# PROBLEM STATEMENT
Read the records below. Copy each line where the string "Select" occurs.

(Saved data entries)
---------------
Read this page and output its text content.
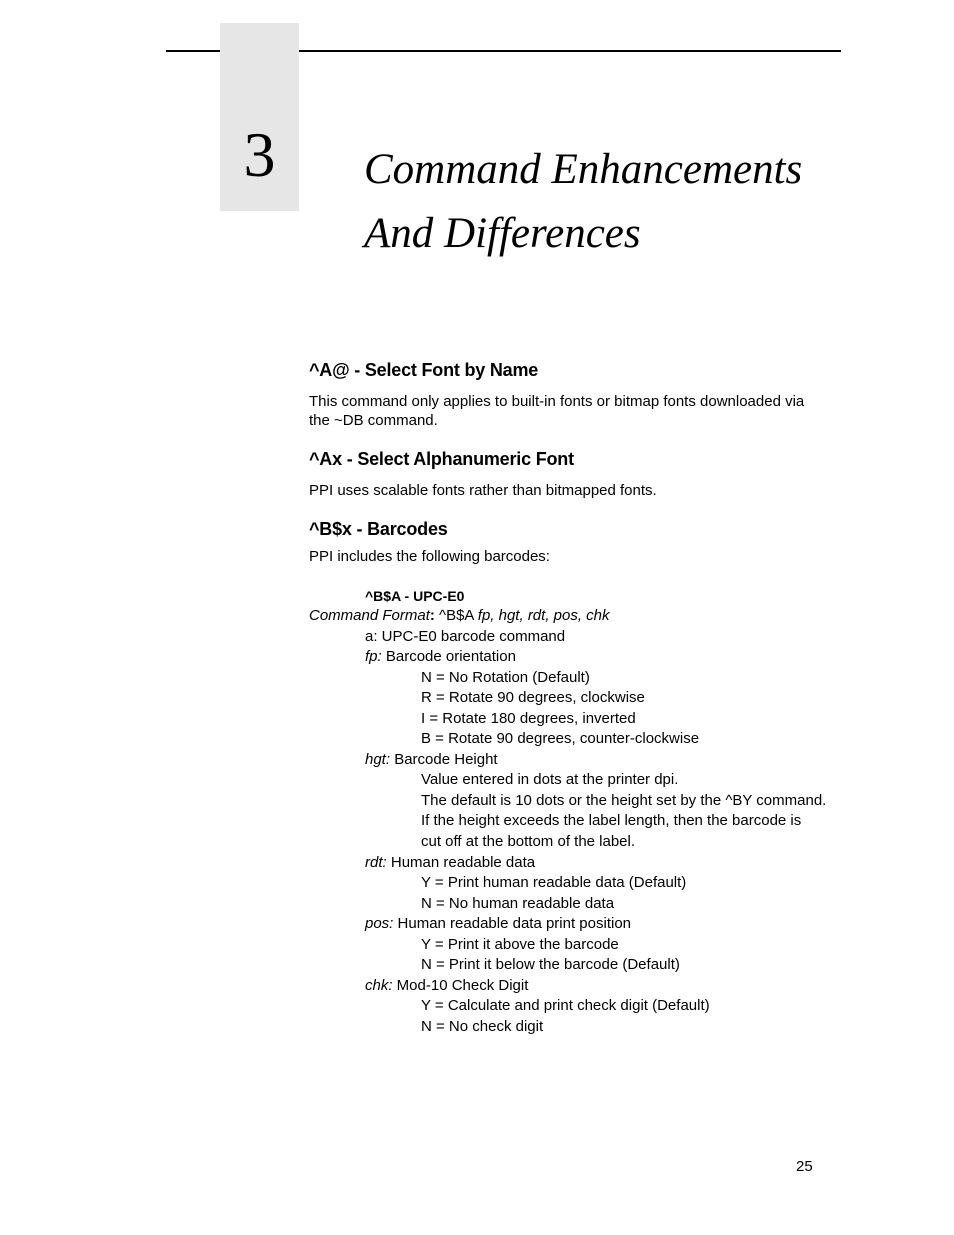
3	Command Enhancements
And Differences
^A@ - Select Font by Name
This command only applies to built-in fonts or bitmap fonts downloaded via
the ~DB command.
^Ax - Select Alphanumeric Font
PPI uses scalable fonts rather than bitmapped fonts.
^B$x - Barcodes
PPI includes the following barcodes:
^B$A - UPC-E0
Command Format: ^B$A fp, hgt, rdt, pos, chk
a: UPC-E0 barcode command
fp: Barcode orientation
N = No Rotation (Default)
R = Rotate 90 degrees, clockwise
I = Rotate 180 degrees, inverted
B = Rotate 90 degrees, counter-clockwise
hgt: Barcode Height
Value entered in dots at the printer dpi.
The default is 10 dots or the height set by the ^BY command.
If the height exceeds the label length, then the barcode is
cut off at the bottom of the label.
rdt: Human readable data
Y = Print human readable data (Default)
N = No human readable data
pos: Human readable data print position
Y = Print it above the barcode
N = Print it below the barcode (Default)
chk: Mod-10 Check Digit
Y = Calculate and print check digit (Default)
N = No check digit
25
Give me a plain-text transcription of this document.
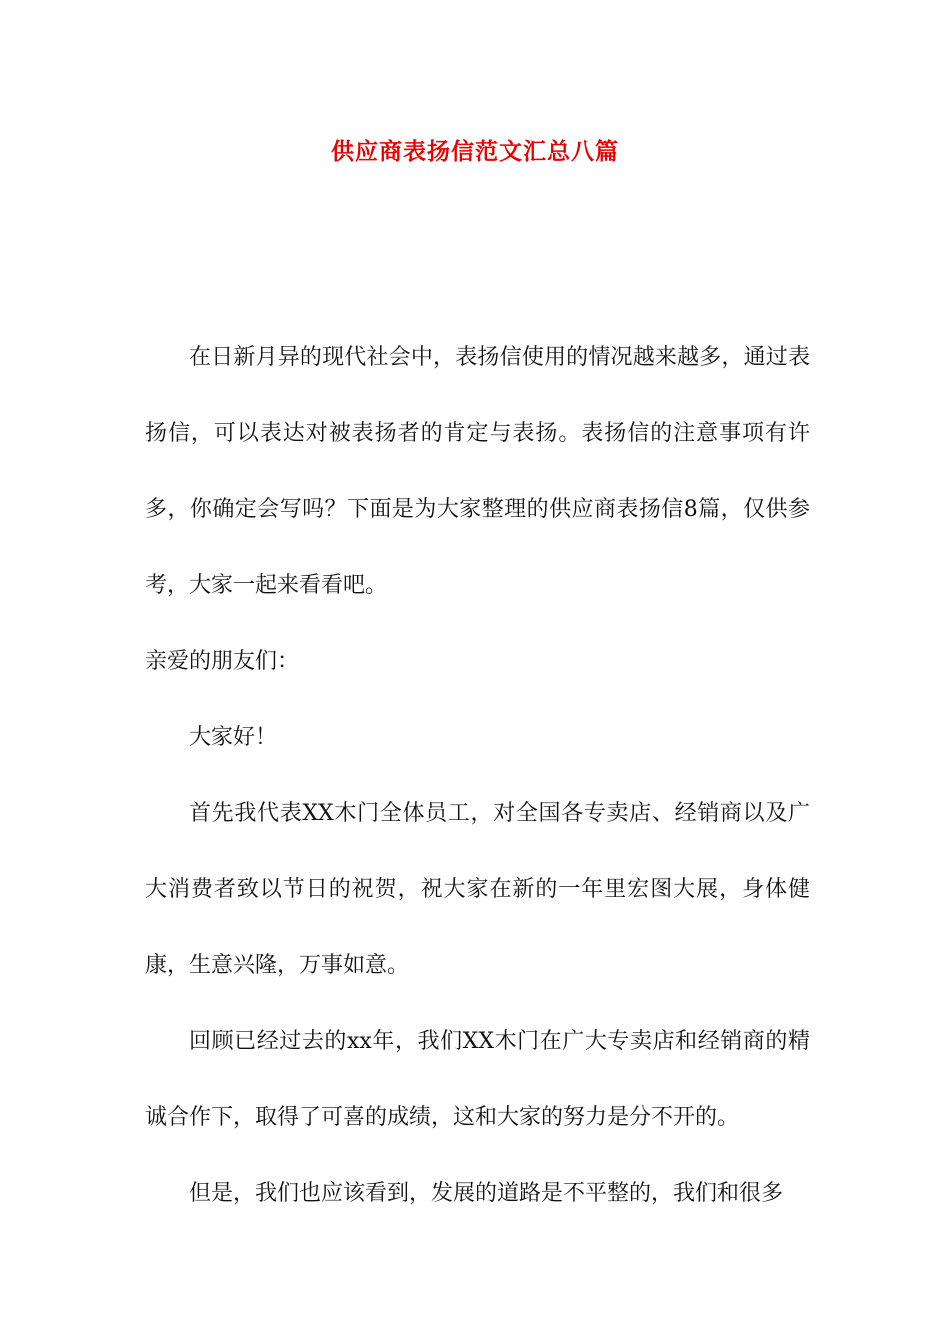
供应商表扬信范文汇总八篇

在日新月异的现代社会中，表扬信使用的情况越来越多，通过表扬信，可以表达对被表扬者的肯定与表扬。表扬信的注意事项有许多，你确定会写吗？下面是为大家整理的供应商表扬信8篇，仅供参考，大家一起来看看吧。

亲爱的朋友们：

大家好！

首先我代表XX木门全体员工，对全国各专卖店、经销商以及广大消费者致以节日的祝贺，祝大家在新的一年里宏图大展，身体健康，生意兴隆，万事如意。

回顾已经过去的xx年，我们XX木门在广大专卖店和经销商的精诚合作下，取得了可喜的成绩，这和大家的努力是分不开的。

但是，我们也应该看到，发展的道路是不平整的，我们和很多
---------------
# THE SOLUTION
^A@ - Select Font by Name
^Ax - Select Alphanumeric Font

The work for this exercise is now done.